Listed entries ->
* start *

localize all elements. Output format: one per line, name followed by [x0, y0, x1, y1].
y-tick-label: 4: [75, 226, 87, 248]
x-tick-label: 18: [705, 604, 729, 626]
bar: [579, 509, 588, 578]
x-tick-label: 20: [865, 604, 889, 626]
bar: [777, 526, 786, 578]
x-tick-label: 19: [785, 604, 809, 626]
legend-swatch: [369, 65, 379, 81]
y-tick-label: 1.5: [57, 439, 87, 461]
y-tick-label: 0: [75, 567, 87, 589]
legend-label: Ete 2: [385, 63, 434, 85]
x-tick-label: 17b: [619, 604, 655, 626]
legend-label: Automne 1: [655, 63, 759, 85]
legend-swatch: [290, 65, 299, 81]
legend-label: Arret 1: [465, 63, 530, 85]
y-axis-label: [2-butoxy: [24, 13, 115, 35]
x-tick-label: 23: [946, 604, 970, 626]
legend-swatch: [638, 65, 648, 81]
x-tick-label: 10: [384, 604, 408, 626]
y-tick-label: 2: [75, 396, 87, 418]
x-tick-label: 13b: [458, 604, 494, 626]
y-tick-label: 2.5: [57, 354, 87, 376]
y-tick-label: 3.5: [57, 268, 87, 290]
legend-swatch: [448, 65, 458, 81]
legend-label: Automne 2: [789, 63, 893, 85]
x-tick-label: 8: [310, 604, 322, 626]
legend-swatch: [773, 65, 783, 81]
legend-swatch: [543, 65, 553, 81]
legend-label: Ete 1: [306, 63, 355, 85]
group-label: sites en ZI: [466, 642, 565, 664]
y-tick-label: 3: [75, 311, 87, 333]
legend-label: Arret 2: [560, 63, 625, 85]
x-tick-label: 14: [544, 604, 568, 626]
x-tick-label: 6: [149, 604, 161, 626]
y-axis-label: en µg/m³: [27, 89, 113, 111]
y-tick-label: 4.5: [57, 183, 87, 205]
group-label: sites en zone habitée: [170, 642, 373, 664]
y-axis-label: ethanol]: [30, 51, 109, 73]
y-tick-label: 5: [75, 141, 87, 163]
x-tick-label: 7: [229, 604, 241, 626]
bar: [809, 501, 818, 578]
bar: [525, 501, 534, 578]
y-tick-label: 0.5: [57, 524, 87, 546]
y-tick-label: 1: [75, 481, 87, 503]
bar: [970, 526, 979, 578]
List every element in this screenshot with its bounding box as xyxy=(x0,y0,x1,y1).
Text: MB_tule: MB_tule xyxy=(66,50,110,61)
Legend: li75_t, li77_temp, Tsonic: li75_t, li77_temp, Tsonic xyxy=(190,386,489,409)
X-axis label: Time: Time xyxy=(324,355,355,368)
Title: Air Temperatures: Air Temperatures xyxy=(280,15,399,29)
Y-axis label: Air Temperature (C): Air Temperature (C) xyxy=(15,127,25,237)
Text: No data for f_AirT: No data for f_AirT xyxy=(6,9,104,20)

* end *

Problem statement -> Return every line of the records above word for word, without changing, dropping or adding anything.

Solution to the problem ->
localize all elements. Output format: one per line, name followed by [x0, y0, x1, y1].
y-tick-label: 4: [75, 226, 87, 248]
x-tick-label: 18: [705, 604, 729, 626]
bar: [579, 509, 588, 578]
x-tick-label: 20: [865, 604, 889, 626]
bar: [777, 526, 786, 578]
x-tick-label: 19: [785, 604, 809, 626]
legend-swatch: [369, 65, 379, 81]
y-tick-label: 1.5: [57, 439, 87, 461]
y-tick-label: 0: [75, 567, 87, 589]
legend-label: Ete 2: [385, 63, 434, 85]
x-tick-label: 17b: [619, 604, 655, 626]
legend-label: Automne 1: [655, 63, 759, 85]
legend-swatch: [290, 65, 299, 81]
legend-label: Arret 1: [465, 63, 530, 85]
y-axis-label: [2-butoxy: [24, 13, 115, 35]
x-tick-label: 23: [946, 604, 970, 626]
legend-swatch: [638, 65, 648, 81]
x-tick-label: 10: [384, 604, 408, 626]
y-tick-label: 2: [75, 396, 87, 418]
x-tick-label: 13b: [458, 604, 494, 626]
y-tick-label: 2.5: [57, 354, 87, 376]
y-tick-label: 3.5: [57, 268, 87, 290]
legend-swatch: [448, 65, 458, 81]
legend-label: Automne 2: [789, 63, 893, 85]
x-tick-label: 8: [310, 604, 322, 626]
legend-swatch: [773, 65, 783, 81]
legend-swatch: [543, 65, 553, 81]
legend-label: Ete 1: [306, 63, 355, 85]
group-label: sites en ZI: [466, 642, 565, 664]
y-tick-label: 3: [75, 311, 87, 333]
legend-label: Arret 2: [560, 63, 625, 85]
x-tick-label: 14: [544, 604, 568, 626]
x-tick-label: 6: [149, 604, 161, 626]
y-axis-label: en µg/m³: [27, 89, 113, 111]
y-tick-label: 4.5: [57, 183, 87, 205]
group-label: sites en zone habitée: [170, 642, 373, 664]
y-axis-label: ethanol]: [30, 51, 109, 73]
y-tick-label: 5: [75, 141, 87, 163]
x-tick-label: 7: [229, 604, 241, 626]
bar: [809, 501, 818, 578]
bar: [525, 501, 534, 578]
y-tick-label: 0.5: [57, 524, 87, 546]
y-tick-label: 1: [75, 481, 87, 503]
bar: [970, 526, 979, 578]
List every element in this screenshot with its bounding box as xyxy=(x0,y0,x1,y1).
Text: MB_tule: MB_tule xyxy=(66,50,110,61)
Legend: li75_t, li77_temp, Tsonic: li75_t, li77_temp, Tsonic xyxy=(190,386,489,409)
X-axis label: Time: Time xyxy=(324,355,355,368)
Title: Air Temperatures: Air Temperatures xyxy=(280,15,399,29)
Y-axis label: Air Temperature (C): Air Temperature (C) xyxy=(15,127,25,237)
Text: No data for f_AirT: No data for f_AirT xyxy=(6,9,104,20)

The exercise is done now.